● Your instructions:
From the listing below, select every line where the word "name" appears.

++++++

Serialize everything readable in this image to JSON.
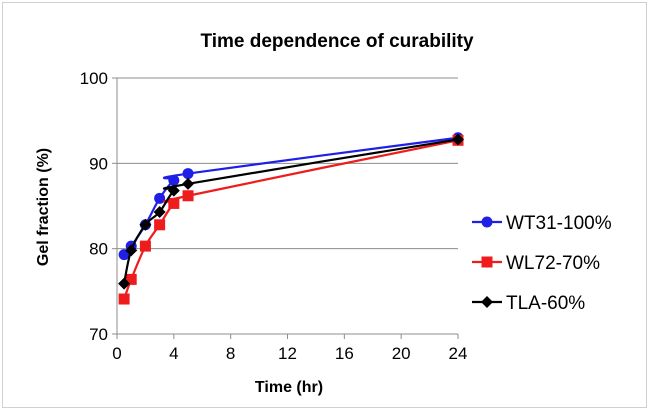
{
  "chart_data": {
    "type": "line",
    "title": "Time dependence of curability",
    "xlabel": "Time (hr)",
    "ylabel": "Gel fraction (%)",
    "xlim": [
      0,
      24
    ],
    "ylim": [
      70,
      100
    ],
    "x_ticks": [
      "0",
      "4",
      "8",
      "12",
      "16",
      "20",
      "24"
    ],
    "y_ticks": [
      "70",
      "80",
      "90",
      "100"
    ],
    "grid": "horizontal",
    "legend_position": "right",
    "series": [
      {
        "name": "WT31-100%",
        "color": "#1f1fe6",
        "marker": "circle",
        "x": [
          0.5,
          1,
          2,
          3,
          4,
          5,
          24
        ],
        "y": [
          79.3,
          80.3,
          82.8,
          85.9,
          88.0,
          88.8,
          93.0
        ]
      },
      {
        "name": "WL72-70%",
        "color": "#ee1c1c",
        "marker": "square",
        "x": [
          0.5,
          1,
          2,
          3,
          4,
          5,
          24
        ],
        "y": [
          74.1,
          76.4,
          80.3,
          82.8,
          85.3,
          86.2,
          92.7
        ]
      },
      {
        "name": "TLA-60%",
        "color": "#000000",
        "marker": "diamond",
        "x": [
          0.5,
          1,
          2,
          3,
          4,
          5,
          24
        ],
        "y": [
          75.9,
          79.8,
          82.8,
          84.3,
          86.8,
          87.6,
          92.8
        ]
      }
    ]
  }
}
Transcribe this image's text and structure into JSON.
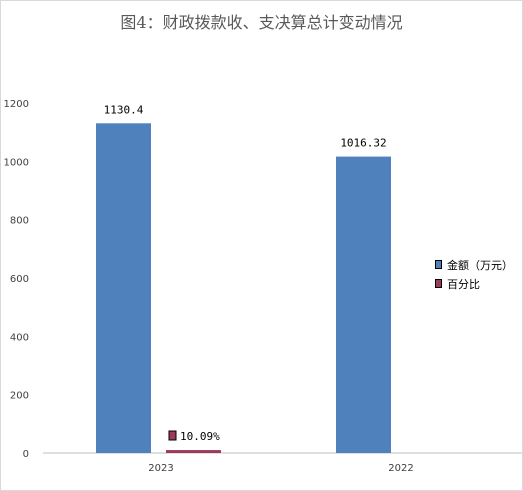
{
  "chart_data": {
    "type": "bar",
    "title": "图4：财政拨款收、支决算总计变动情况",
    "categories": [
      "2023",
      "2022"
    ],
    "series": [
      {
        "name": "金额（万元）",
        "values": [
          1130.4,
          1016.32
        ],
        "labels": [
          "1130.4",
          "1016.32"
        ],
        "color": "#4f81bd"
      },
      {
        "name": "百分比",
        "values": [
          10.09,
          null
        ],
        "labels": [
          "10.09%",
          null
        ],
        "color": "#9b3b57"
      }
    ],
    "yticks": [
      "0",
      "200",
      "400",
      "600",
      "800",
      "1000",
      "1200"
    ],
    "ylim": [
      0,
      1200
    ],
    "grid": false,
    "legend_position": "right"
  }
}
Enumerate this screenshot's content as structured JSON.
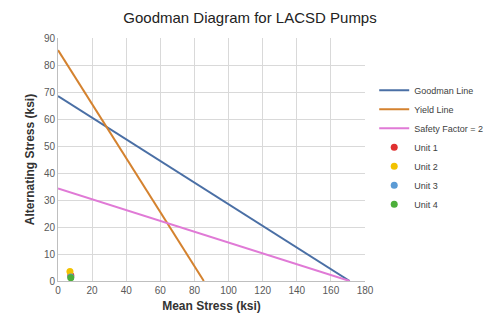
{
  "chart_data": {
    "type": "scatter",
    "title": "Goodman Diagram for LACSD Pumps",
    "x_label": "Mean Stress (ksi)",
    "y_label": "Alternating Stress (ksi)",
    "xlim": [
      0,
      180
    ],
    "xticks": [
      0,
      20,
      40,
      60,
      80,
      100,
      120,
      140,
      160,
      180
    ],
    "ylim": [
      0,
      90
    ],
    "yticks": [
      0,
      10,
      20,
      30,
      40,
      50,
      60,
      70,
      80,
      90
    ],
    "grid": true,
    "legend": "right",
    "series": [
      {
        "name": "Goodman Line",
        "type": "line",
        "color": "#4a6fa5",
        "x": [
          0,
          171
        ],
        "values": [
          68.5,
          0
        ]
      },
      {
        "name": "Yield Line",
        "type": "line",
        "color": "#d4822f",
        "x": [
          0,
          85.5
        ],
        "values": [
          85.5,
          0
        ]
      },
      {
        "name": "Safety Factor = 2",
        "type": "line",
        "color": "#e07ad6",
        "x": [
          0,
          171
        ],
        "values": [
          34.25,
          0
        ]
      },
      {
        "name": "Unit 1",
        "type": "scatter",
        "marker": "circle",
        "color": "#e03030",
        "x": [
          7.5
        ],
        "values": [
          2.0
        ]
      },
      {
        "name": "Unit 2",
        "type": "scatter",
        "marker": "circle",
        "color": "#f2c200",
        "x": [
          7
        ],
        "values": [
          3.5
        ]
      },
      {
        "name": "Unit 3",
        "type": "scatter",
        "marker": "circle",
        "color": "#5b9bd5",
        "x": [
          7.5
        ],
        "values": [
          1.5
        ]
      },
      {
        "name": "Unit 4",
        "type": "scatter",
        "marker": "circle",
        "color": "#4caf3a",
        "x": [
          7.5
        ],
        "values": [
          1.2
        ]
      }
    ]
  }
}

++++++

● Solved problem:
        "name": "WT31-100%",
        "name": "WL72-70%",
        "name": "TLA-60%",
        "name": "金额（万元）",
        "name": "百分比",
        "name": "Goodman Line",
        "name": "Yield Line",
        "name": "Safety Factor = 2",
        "name": "Unit 1",
        "name": "Unit 2",
        "name": "Unit 3",
        "name": "Unit 4",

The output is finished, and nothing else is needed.